- **INSTRUCTION**
Pick out every line that holds the string "волокна" and copy it.

-- Begin RECORDS --

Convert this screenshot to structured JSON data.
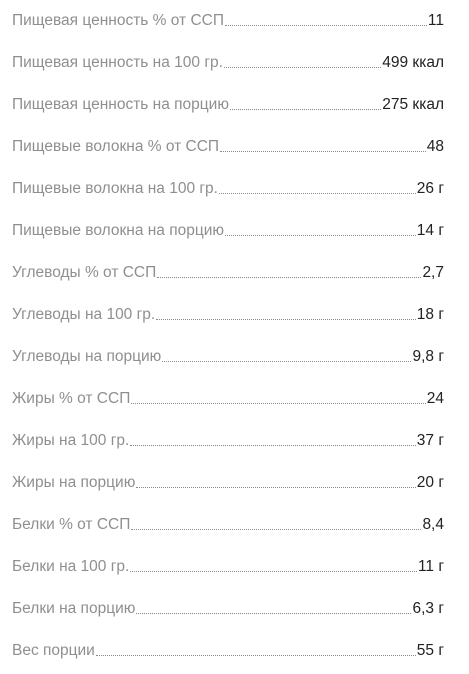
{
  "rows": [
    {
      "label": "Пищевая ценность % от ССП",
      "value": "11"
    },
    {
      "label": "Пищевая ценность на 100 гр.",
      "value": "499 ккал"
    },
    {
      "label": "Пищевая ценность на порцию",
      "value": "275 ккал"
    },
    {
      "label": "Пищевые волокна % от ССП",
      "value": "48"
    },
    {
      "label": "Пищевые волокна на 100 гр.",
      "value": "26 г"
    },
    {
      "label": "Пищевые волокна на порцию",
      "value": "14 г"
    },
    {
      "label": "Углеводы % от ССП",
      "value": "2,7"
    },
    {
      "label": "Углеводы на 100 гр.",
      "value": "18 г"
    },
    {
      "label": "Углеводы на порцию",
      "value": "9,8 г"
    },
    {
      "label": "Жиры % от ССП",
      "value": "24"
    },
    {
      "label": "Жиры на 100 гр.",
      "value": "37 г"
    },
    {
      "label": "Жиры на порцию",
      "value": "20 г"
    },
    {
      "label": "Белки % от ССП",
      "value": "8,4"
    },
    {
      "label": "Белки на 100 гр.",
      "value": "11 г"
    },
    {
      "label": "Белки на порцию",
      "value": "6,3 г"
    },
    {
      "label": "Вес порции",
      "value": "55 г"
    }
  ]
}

-- End RECORDS --

- **EXERCISE OUTPUT**
      "label": "Пищевые волокна % от ССП",
      "label": "Пищевые волокна на 100 гр.",
      "label": "Пищевые волокна на порцию",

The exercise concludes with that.